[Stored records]
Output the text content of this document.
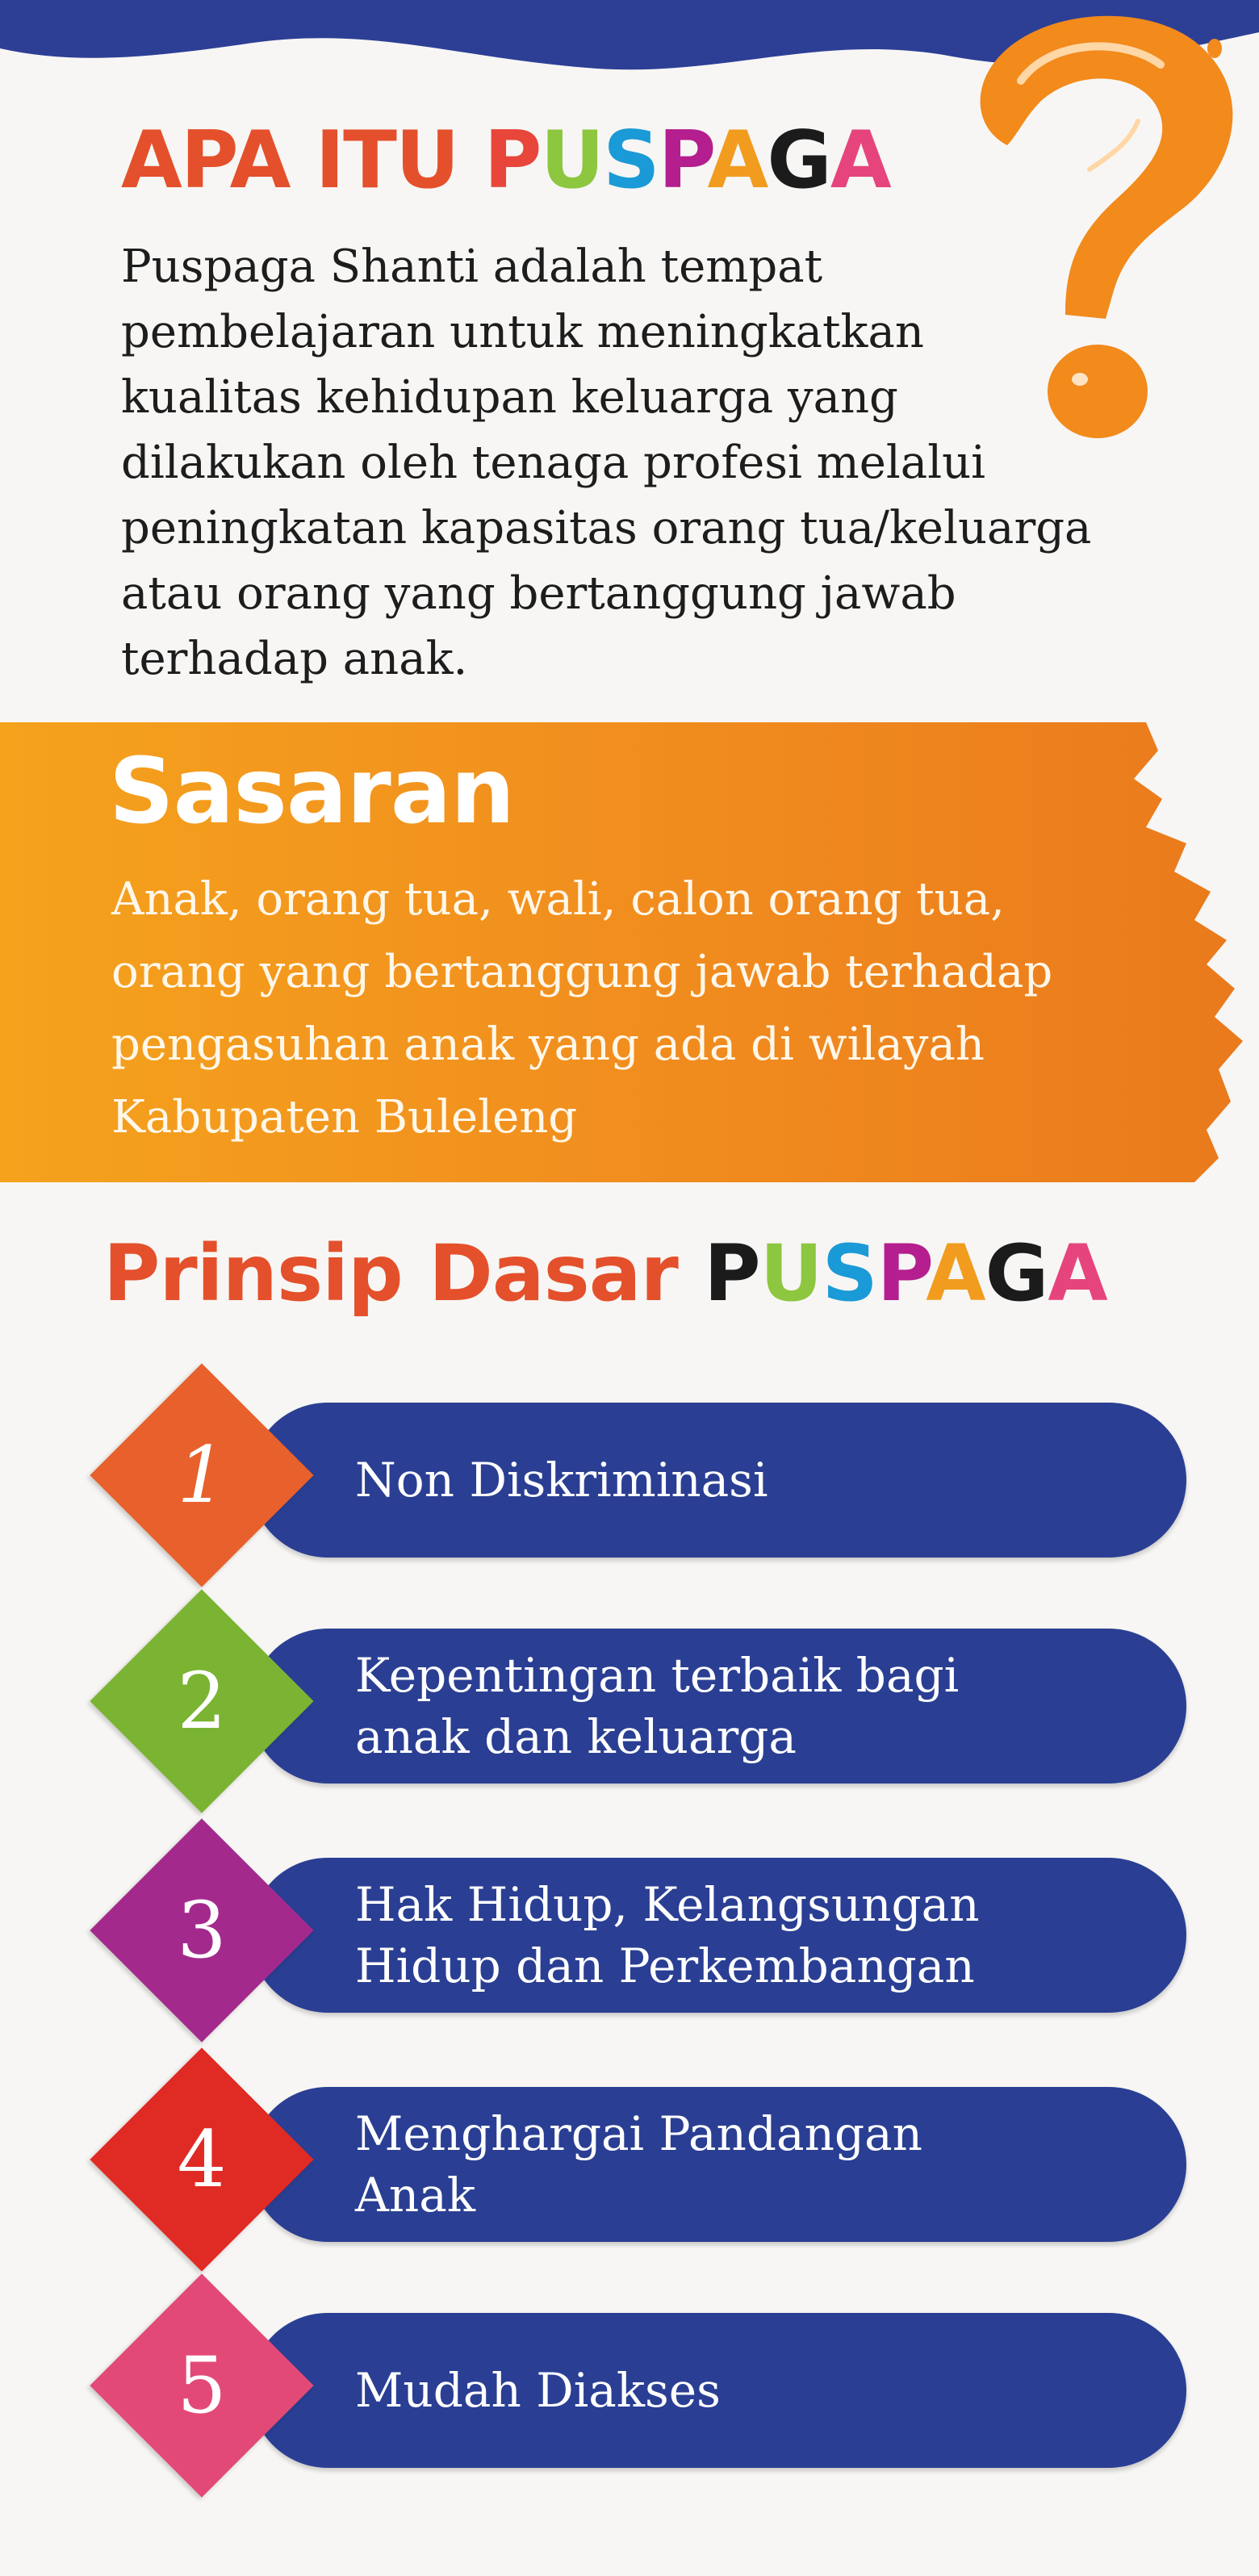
APA ITU PUSPAGA
Puspaga Shanti adalah tempat
pembelajaran untuk meningkatkan
kualitas kehidupan keluarga yang
dilakukan oleh tenaga profesi melalui
peningkatan kapasitas orang tua/keluarga
atau orang yang bertanggung jawab
terhadap anak.
Sasaran
Anak, orang tua, wali, calon orang tua,
orang yang bertanggung jawab terhadap
pengasuhan anak yang ada di wilayah
Kabupaten Buleleng
Prinsip Dasar PUSPAGA
Non Diskriminasi
1
Kepentingan terbaik bagi
anak dan keluarga
2
Hak Hidup, Kelangsungan
Hidup dan Perkembangan
3
Menghargai Pandangan
Anak
4
Mudah Diakses
5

» Exercise: Reproduce the material word for word, minus the images.

» Task output:
Output the text content of this document.
APA ITU PUSPAGA
Puspaga Shanti adalah tempat
pembelajaran untuk meningkatkan
kualitas kehidupan keluarga yang
dilakukan oleh tenaga profesi melalui
peningkatan kapasitas orang tua/keluarga
atau orang yang bertanggung jawab
terhadap anak.
Sasaran
Anak, orang tua, wali, calon orang tua,
orang yang bertanggung jawab terhadap
pengasuhan anak yang ada di wilayah
Kabupaten Buleleng
Prinsip Dasar PUSPAGA
Non Diskriminasi
1
Kepentingan terbaik bagi
anak dan keluarga
2
Hak Hidup, Kelangsungan
Hidup dan Perkembangan
3
Menghargai Pandangan
Anak
4
Mudah Diakses
5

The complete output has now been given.